== Records provided

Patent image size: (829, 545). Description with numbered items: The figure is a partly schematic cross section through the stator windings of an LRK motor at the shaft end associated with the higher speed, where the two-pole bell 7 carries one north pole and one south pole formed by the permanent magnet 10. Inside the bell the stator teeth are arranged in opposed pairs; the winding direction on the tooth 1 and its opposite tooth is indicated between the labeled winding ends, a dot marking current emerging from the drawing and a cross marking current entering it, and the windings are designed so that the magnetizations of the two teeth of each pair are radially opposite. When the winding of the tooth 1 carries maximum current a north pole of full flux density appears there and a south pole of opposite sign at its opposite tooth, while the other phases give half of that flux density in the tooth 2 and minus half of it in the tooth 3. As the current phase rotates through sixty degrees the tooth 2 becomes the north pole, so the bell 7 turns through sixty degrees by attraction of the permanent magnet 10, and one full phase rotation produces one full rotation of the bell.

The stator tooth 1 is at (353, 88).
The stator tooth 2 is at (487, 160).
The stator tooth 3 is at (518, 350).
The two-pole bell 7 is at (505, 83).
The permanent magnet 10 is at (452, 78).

====

> Task brief: Could you restate every line of the material above word for word?

> Task solution:
Patent image size: (829, 545). Description with numbered items: The figure is a partly schematic cross section through the stator windings of an LRK motor at the shaft end associated with the higher speed, where the two-pole bell 7 carries one north pole and one south pole formed by the permanent magnet 10. Inside the bell the stator teeth are arranged in opposed pairs; the winding direction on the tooth 1 and its opposite tooth is indicated between the labeled winding ends, a dot marking current emerging from the drawing and a cross marking current entering it, and the windings are designed so that the magnetizations of the two teeth of each pair are radially opposite. When the winding of the tooth 1 carries maximum current a north pole of full flux density appears there and a south pole of opposite sign at its opposite tooth, while the other phases give half of that flux density in the tooth 2 and minus half of it in the tooth 3. As the current phase rotates through sixty degrees the tooth 2 becomes the north pole, so the bell 7 turns through sixty degrees by attraction of the permanent magnet 10, and one full phase rotation produces one full rotation of the bell.

The stator tooth 1 is at (353, 88).
The stator tooth 2 is at (487, 160).
The stator tooth 3 is at (518, 350).
The two-pole bell 7 is at (505, 83).
The permanent magnet 10 is at (452, 78).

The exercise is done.